Source records:
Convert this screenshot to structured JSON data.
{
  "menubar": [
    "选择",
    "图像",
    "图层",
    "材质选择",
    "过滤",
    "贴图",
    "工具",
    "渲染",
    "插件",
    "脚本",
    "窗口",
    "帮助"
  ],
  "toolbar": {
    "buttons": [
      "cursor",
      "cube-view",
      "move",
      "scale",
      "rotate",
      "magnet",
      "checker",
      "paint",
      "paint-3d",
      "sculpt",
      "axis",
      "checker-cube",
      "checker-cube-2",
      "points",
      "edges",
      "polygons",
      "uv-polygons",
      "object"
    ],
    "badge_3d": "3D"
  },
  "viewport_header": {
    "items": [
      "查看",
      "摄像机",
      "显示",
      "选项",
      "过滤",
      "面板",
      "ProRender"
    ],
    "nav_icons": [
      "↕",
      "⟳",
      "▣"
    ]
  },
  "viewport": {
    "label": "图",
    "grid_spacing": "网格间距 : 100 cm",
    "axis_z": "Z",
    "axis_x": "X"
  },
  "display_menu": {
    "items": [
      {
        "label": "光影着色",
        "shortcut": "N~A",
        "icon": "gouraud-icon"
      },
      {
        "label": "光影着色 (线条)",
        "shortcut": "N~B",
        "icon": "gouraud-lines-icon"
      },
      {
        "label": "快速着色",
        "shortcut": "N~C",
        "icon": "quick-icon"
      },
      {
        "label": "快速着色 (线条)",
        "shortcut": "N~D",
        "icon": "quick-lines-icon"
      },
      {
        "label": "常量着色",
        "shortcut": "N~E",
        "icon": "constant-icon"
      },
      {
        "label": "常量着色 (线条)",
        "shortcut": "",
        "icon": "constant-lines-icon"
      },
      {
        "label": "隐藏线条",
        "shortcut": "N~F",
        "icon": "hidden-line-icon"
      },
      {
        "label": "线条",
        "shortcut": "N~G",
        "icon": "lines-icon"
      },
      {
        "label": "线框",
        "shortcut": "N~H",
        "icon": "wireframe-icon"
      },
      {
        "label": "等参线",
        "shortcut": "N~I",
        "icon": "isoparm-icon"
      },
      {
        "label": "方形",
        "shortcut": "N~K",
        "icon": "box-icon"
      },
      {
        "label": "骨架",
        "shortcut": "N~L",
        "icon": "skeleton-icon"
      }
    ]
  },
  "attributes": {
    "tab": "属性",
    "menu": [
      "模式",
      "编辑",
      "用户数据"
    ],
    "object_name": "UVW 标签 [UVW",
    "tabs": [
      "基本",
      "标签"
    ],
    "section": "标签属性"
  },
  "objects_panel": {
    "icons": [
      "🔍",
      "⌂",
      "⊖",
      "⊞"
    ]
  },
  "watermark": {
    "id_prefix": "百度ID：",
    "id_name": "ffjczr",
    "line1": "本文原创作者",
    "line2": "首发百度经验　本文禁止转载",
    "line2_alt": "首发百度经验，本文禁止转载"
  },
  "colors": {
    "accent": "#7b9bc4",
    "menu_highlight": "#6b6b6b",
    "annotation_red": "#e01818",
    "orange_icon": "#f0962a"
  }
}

→ SHORT PROBLEM
Repeat the material above in full, exactly as it stands.

→ RESULT FOR THIS TASK
Convert this screenshot to structured JSON data.
{
  "menubar": [
    "选择",
    "图像",
    "图层",
    "材质选择",
    "过滤",
    "贴图",
    "工具",
    "渲染",
    "插件",
    "脚本",
    "窗口",
    "帮助"
  ],
  "toolbar": {
    "buttons": [
      "cursor",
      "cube-view",
      "move",
      "scale",
      "rotate",
      "magnet",
      "checker",
      "paint",
      "paint-3d",
      "sculpt",
      "axis",
      "checker-cube",
      "checker-cube-2",
      "points",
      "edges",
      "polygons",
      "uv-polygons",
      "object"
    ],
    "badge_3d": "3D"
  },
  "viewport_header": {
    "items": [
      "查看",
      "摄像机",
      "显示",
      "选项",
      "过滤",
      "面板",
      "ProRender"
    ],
    "nav_icons": [
      "↕",
      "⟳",
      "▣"
    ]
  },
  "viewport": {
    "label": "图",
    "grid_spacing": "网格间距 : 100 cm",
    "axis_z": "Z",
    "axis_x": "X"
  },
  "display_menu": {
    "items": [
      {
        "label": "光影着色",
        "shortcut": "N~A",
        "icon": "gouraud-icon"
      },
      {
        "label": "光影着色 (线条)",
        "shortcut": "N~B",
        "icon": "gouraud-lines-icon"
      },
      {
        "label": "快速着色",
        "shortcut": "N~C",
        "icon": "quick-icon"
      },
      {
        "label": "快速着色 (线条)",
        "shortcut": "N~D",
        "icon": "quick-lines-icon"
      },
      {
        "label": "常量着色",
        "shortcut": "N~E",
        "icon": "constant-icon"
      },
      {
        "label": "常量着色 (线条)",
        "shortcut": "",
        "icon": "constant-lines-icon"
      },
      {
        "label": "隐藏线条",
        "shortcut": "N~F",
        "icon": "hidden-line-icon"
      },
      {
        "label": "线条",
        "shortcut": "N~G",
        "icon": "lines-icon"
      },
      {
        "label": "线框",
        "shortcut": "N~H",
        "icon": "wireframe-icon"
      },
      {
        "label": "等参线",
        "shortcut": "N~I",
        "icon": "isoparm-icon"
      },
      {
        "label": "方形",
        "shortcut": "N~K",
        "icon": "box-icon"
      },
      {
        "label": "骨架",
        "shortcut": "N~L",
        "icon": "skeleton-icon"
      }
    ]
  },
  "attributes": {
    "tab": "属性",
    "menu": [
      "模式",
      "编辑",
      "用户数据"
    ],
    "object_name": "UVW 标签 [UVW",
    "tabs": [
      "基本",
      "标签"
    ],
    "section": "标签属性"
  },
  "objects_panel": {
    "icons": [
      "🔍",
      "⌂",
      "⊖",
      "⊞"
    ]
  },
  "watermark": {
    "id_prefix": "百度ID：",
    "id_name": "ffjczr",
    "line1": "本文原创作者",
    "line2": "首发百度经验　本文禁止转载",
    "line2_alt": "首发百度经验，本文禁止转载"
  },
  "colors": {
    "accent": "#7b9bc4",
    "menu_highlight": "#6b6b6b",
    "annotation_red": "#e01818",
    "orange_icon": "#f0962a"
  }
}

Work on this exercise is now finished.